━━━━━ GIVEN RECORDS ━━━━━

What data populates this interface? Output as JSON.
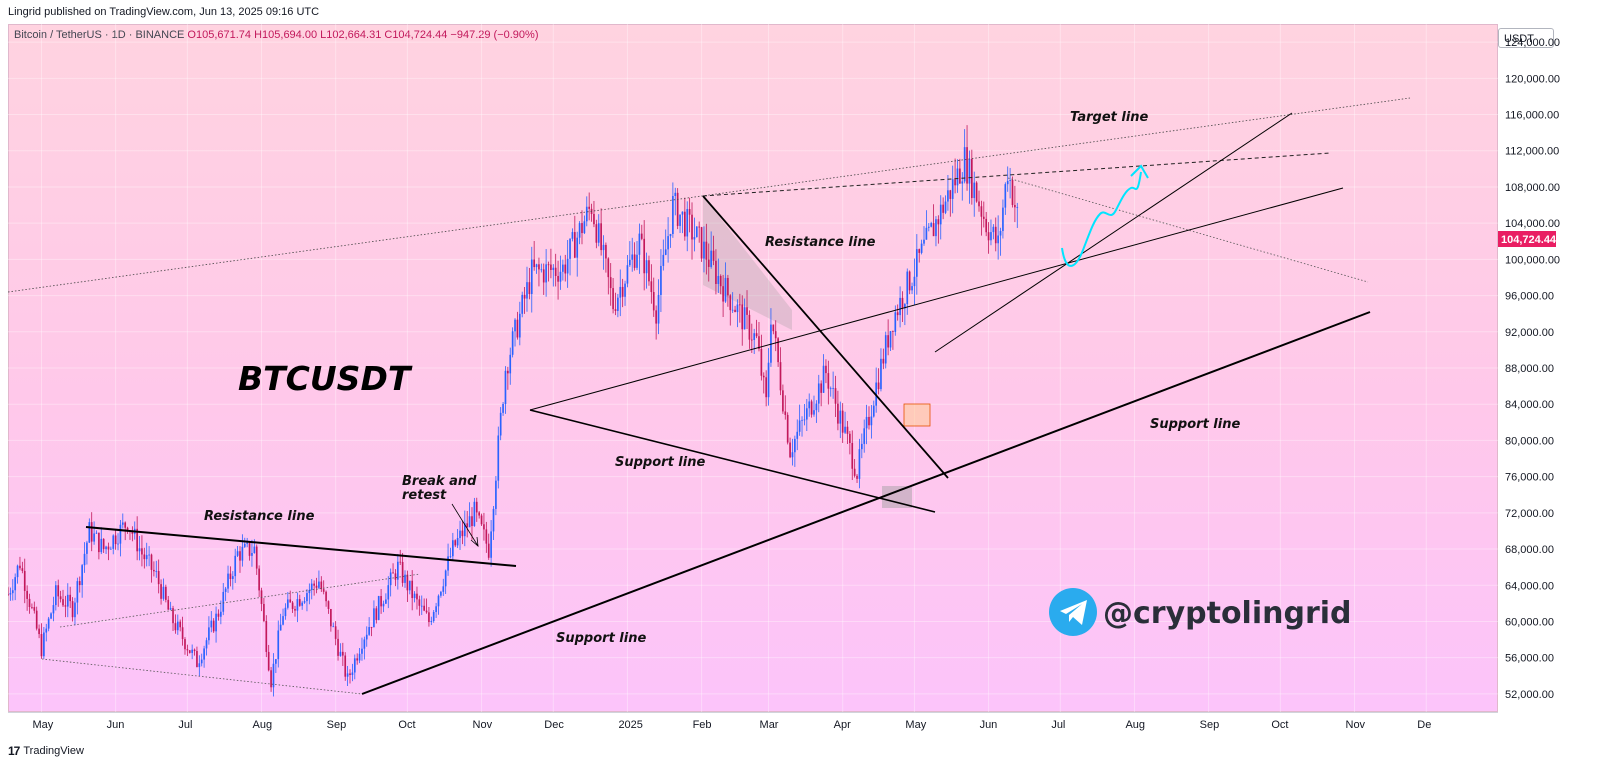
{
  "header": {
    "publish_line": "Lingrid published on TradingView.com, Jun 13, 2025 09:16 UTC",
    "symbol_name": "Bitcoin / TetherUS · 1D · BINANCE",
    "ohlc": "O105,671.74 H105,694.00 L102,664.31 C104,724.44 −947.29 (−0.90%)",
    "currency": "USDT"
  },
  "footer": {
    "logo": "17",
    "brand": "TradingView"
  },
  "colors": {
    "bull": "#2962ff",
    "bear": "#c2185b",
    "last_price_tag": "#e91e63",
    "arrow": "#00e5ff",
    "telegram": "#2aabee"
  },
  "chart_data": {
    "type": "candlestick",
    "symbol": "BTCUSDT",
    "ylim": [
      50000,
      126000
    ],
    "x_start": "2024-04-17",
    "x_end": "2025-12-31",
    "y_ticks": [
      "124,000.00",
      "120,000.00",
      "116,000.00",
      "112,000.00",
      "108,000.00",
      "104,000.00",
      "100,000.00",
      "96,000.00",
      "92,000.00",
      "88,000.00",
      "84,000.00",
      "80,000.00",
      "76,000.00",
      "72,000.00",
      "68,000.00",
      "64,000.00",
      "60,000.00",
      "56,000.00",
      "52,000.00"
    ],
    "x_ticks": [
      {
        "label": "May",
        "date": "2024-05-01"
      },
      {
        "label": "Jun",
        "date": "2024-06-01"
      },
      {
        "label": "Jul",
        "date": "2024-07-01"
      },
      {
        "label": "Aug",
        "date": "2024-08-01"
      },
      {
        "label": "Sep",
        "date": "2024-09-01"
      },
      {
        "label": "Oct",
        "date": "2024-10-01"
      },
      {
        "label": "Nov",
        "date": "2024-11-01"
      },
      {
        "label": "Dec",
        "date": "2024-12-01"
      },
      {
        "label": "2025",
        "date": "2025-01-01"
      },
      {
        "label": "Feb",
        "date": "2025-02-01"
      },
      {
        "label": "Mar",
        "date": "2025-03-01"
      },
      {
        "label": "Apr",
        "date": "2025-04-01"
      },
      {
        "label": "May",
        "date": "2025-05-01"
      },
      {
        "label": "Jun",
        "date": "2025-06-01"
      },
      {
        "label": "Jul",
        "date": "2025-07-01"
      },
      {
        "label": "Aug",
        "date": "2025-08-01"
      },
      {
        "label": "Sep",
        "date": "2025-09-01"
      },
      {
        "label": "Oct",
        "date": "2025-10-01"
      },
      {
        "label": "Nov",
        "date": "2025-11-01"
      },
      {
        "label": "De",
        "date": "2025-12-01"
      }
    ],
    "last_price": {
      "value": 104724.44,
      "label": "104,724.44"
    },
    "price_path": [
      [
        "2024-04-17",
        63000
      ],
      [
        "2024-04-22",
        66500
      ],
      [
        "2024-05-01",
        57000
      ],
      [
        "2024-05-07",
        63000
      ],
      [
        "2024-05-14",
        61500
      ],
      [
        "2024-05-21",
        70000
      ],
      [
        "2024-05-27",
        68000
      ],
      [
        "2024-06-06",
        71000
      ],
      [
        "2024-06-12",
        67500
      ],
      [
        "2024-06-18",
        65000
      ],
      [
        "2024-06-24",
        60500
      ],
      [
        "2024-07-05",
        55500
      ],
      [
        "2024-07-14",
        61000
      ],
      [
        "2024-07-22",
        67500
      ],
      [
        "2024-07-29",
        68000
      ],
      [
        "2024-08-05",
        53500
      ],
      [
        "2024-08-10",
        61000
      ],
      [
        "2024-08-25",
        64500
      ],
      [
        "2024-09-06",
        53500
      ],
      [
        "2024-09-12",
        58000
      ],
      [
        "2024-09-27",
        66000
      ],
      [
        "2024-10-05",
        62000
      ],
      [
        "2024-10-10",
        60000
      ],
      [
        "2024-10-20",
        68000
      ],
      [
        "2024-10-29",
        72000
      ],
      [
        "2024-11-04",
        68000
      ],
      [
        "2024-11-11",
        88000
      ],
      [
        "2024-11-22",
        98500
      ],
      [
        "2024-12-05",
        99000
      ],
      [
        "2024-12-17",
        106000
      ],
      [
        "2024-12-26",
        95000
      ],
      [
        "2025-01-06",
        102000
      ],
      [
        "2025-01-13",
        94500
      ],
      [
        "2025-01-20",
        106000
      ],
      [
        "2025-01-31",
        102000
      ],
      [
        "2025-02-10",
        97000
      ],
      [
        "2025-02-24",
        91000
      ],
      [
        "2025-02-28",
        84000
      ],
      [
        "2025-03-02",
        94000
      ],
      [
        "2025-03-10",
        79000
      ],
      [
        "2025-03-25",
        87500
      ],
      [
        "2025-04-07",
        76500
      ],
      [
        "2025-04-14",
        85000
      ],
      [
        "2025-04-22",
        93500
      ],
      [
        "2025-05-08",
        103000
      ],
      [
        "2025-05-22",
        111000
      ],
      [
        "2025-05-31",
        104000
      ],
      [
        "2025-06-05",
        101500
      ],
      [
        "2025-06-09",
        110000
      ],
      [
        "2025-06-13",
        104724
      ]
    ]
  },
  "annotations": {
    "title": "BTCUSDT",
    "target_line": "Target line",
    "resistance_upper": "Resistance line",
    "resistance_lower": "Resistance line",
    "support_middle": "Support line",
    "support_lower": "Support line",
    "support_right": "Support line",
    "break_retest_1": "Break and",
    "break_retest_2": "retest",
    "handle": "@cryptolingrid"
  }
}
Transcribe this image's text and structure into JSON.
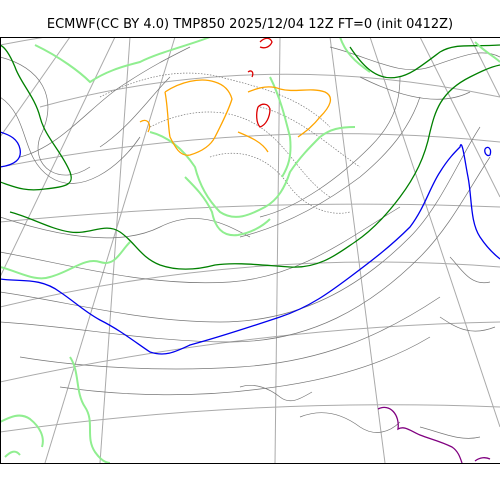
{
  "title": "ECMWF(CC BY 4.0) TMP850 2025/12/04 12Z FT=0 (init 0412Z)",
  "colors": {
    "graticule": "#aaaaaa",
    "coastline": "#555555",
    "isotherm_minor": "#777777",
    "isotherm_0C": "#0000ee",
    "isotherm_minus6C": "#008000",
    "isotherm_minus12C": "#90ee90",
    "isotherm_minus18C": "#ffa500",
    "isotherm_minus24C": "#dd0000",
    "isotherm_6C": "#800080"
  }
}
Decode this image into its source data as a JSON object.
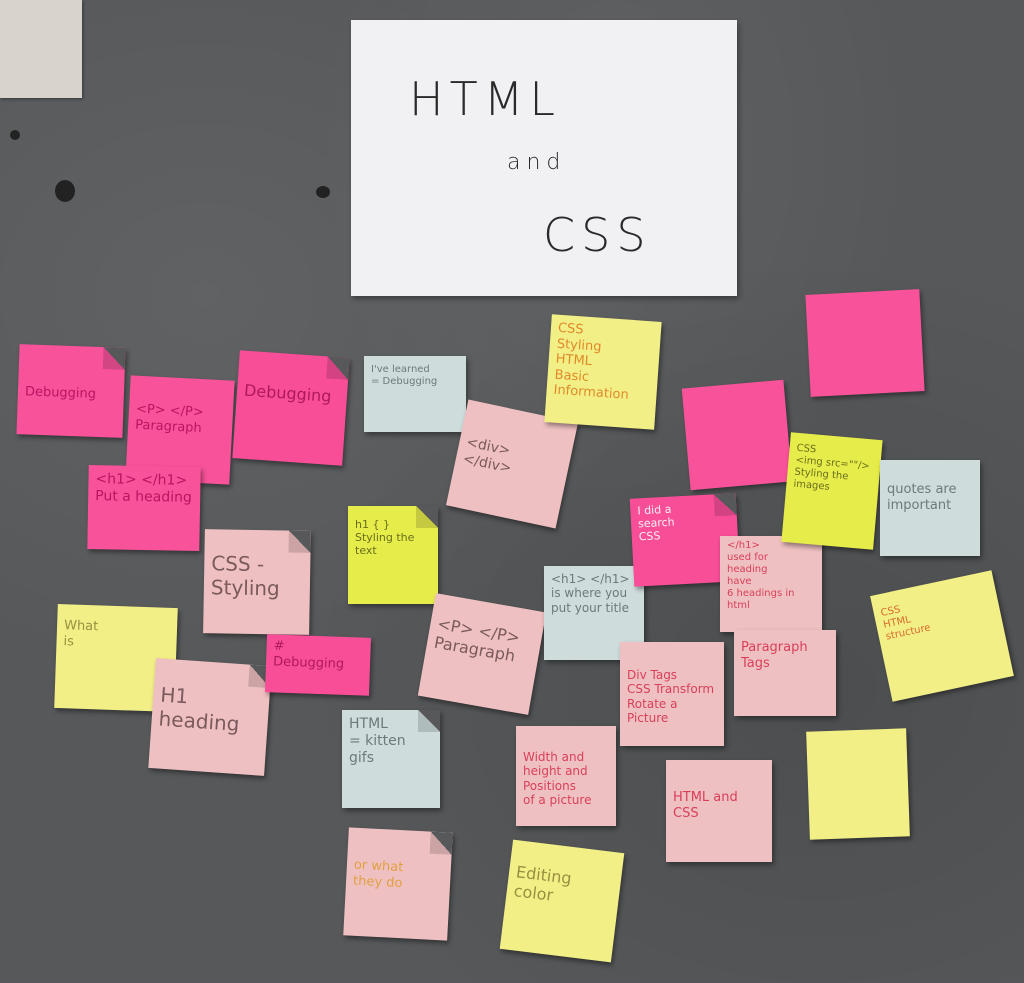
{
  "title_sheet": {
    "line1": "HTML",
    "line2": "and",
    "line3": "CSS"
  },
  "notes": [
    {
      "id": "debugging-1",
      "color": "pink",
      "lines": [
        "Debugging"
      ]
    },
    {
      "id": "p-paragraph",
      "color": "pink",
      "lines": [
        "<P> </P>",
        "Paragraph"
      ]
    },
    {
      "id": "debugging-2",
      "color": "hotpink",
      "lines": [
        "Debugging"
      ]
    },
    {
      "id": "h1-heading-pink",
      "color": "pink",
      "lines": [
        "<h1> </h1>",
        "Put a heading"
      ]
    },
    {
      "id": "css-styling",
      "color": "blush",
      "lines": [
        "CSS -",
        "Styling"
      ]
    },
    {
      "id": "what-is",
      "color": "yellow",
      "lines": [
        "What",
        "is"
      ]
    },
    {
      "id": "h1-heading",
      "color": "blush",
      "lines": [
        "H1",
        "heading"
      ]
    },
    {
      "id": "debugging-hash",
      "color": "hotpink",
      "lines": [
        "#",
        "Debugging"
      ]
    },
    {
      "id": "learned-debugging",
      "color": "mint",
      "lines": [
        "I've learned",
        "= Debugging"
      ]
    },
    {
      "id": "h1-styling-text",
      "color": "lime",
      "lines": [
        "h1 { }",
        "Styling the text"
      ]
    },
    {
      "id": "div-div",
      "color": "blush",
      "lines": [
        "<div> </div>"
      ]
    },
    {
      "id": "p-paragraph-2",
      "color": "blush",
      "lines": [
        "<P> </P>",
        "Paragraph"
      ]
    },
    {
      "id": "html-kitten",
      "color": "mint",
      "lines": [
        "HTML",
        "= kitten",
        "gifs"
      ]
    },
    {
      "id": "what-they-do",
      "color": "blush",
      "lines": [
        "or what",
        "they do"
      ]
    },
    {
      "id": "css-styling-html",
      "color": "yellow",
      "lines": [
        "CSS",
        "Styling",
        "HTML",
        "Basic Information"
      ]
    },
    {
      "id": "h1-where",
      "color": "mint",
      "lines": [
        "<h1> </h1>",
        "is where you",
        "put your title"
      ]
    },
    {
      "id": "width-height",
      "color": "blush",
      "lines": [
        "Width and",
        "height and",
        "Positions",
        "of a picture"
      ]
    },
    {
      "id": "editing-color",
      "color": "yellow",
      "lines": [
        "Editing",
        "color"
      ]
    },
    {
      "id": "pink-square-1",
      "color": "pink",
      "lines": [
        ""
      ]
    },
    {
      "id": "i-did-search",
      "color": "hotpink",
      "lines": [
        "I did a",
        "search",
        "CSS"
      ]
    },
    {
      "id": "div-tags",
      "color": "blush",
      "lines": [
        "Div Tags",
        "CSS Transform",
        "Rotate a",
        "Picture"
      ]
    },
    {
      "id": "html-and-css",
      "color": "blush",
      "lines": [
        "HTML and",
        "CSS"
      ]
    },
    {
      "id": "h1-used-heading",
      "color": "blush",
      "lines": [
        "</h1>",
        "used for",
        "heading",
        "have",
        "6 headings in",
        "html"
      ]
    },
    {
      "id": "paragraph-tags",
      "color": "blush",
      "lines": [
        "Paragraph",
        "Tags"
      ]
    },
    {
      "id": "pink-square-2",
      "color": "pink",
      "lines": [
        ""
      ]
    },
    {
      "id": "css-img-src",
      "color": "lime",
      "lines": [
        "CSS",
        "<img src=\"\"/>",
        "Styling the",
        "images"
      ]
    },
    {
      "id": "quotes-important",
      "color": "mint",
      "lines": [
        "quotes are",
        "important"
      ]
    },
    {
      "id": "css-html-structure",
      "color": "yellow",
      "lines": [
        "CSS",
        "HTML",
        "structure"
      ]
    },
    {
      "id": "yellow-small",
      "color": "yellow",
      "lines": [
        ""
      ]
    }
  ]
}
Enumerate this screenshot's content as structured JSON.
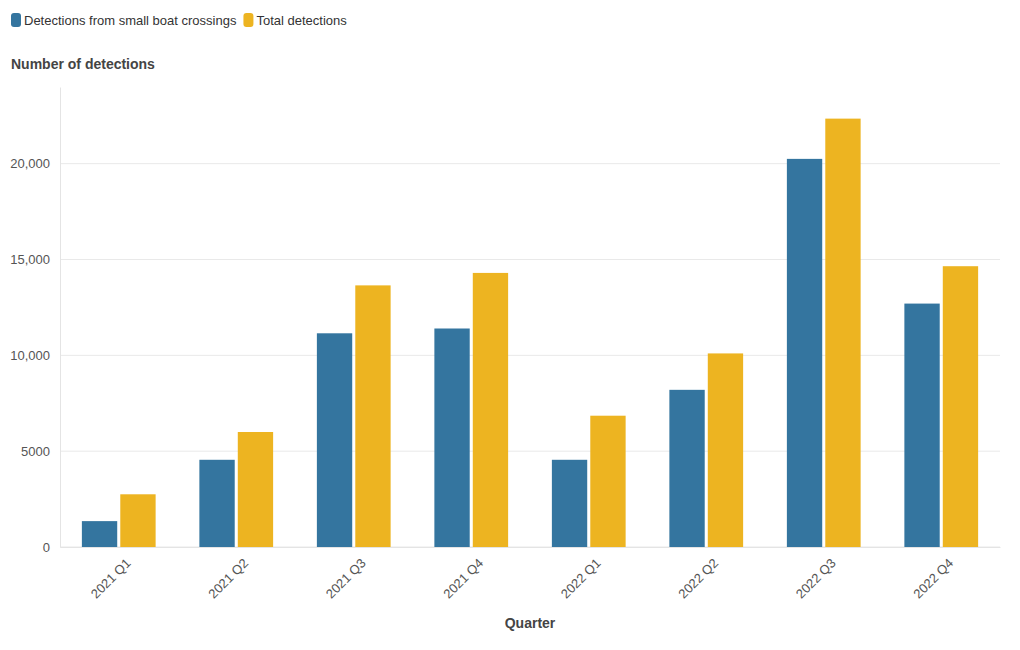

━━━━━

WHAT YOU SHOULD DO: Copy out every line in the entries above that holds "this".

FINISHED ANSWER:
What data populates this interface? Output as JSON.
Transcribe this image's text and structure into JSON.
Decode this image into its source data as a JSON object.
Enumerate this screenshot's content as structured JSON.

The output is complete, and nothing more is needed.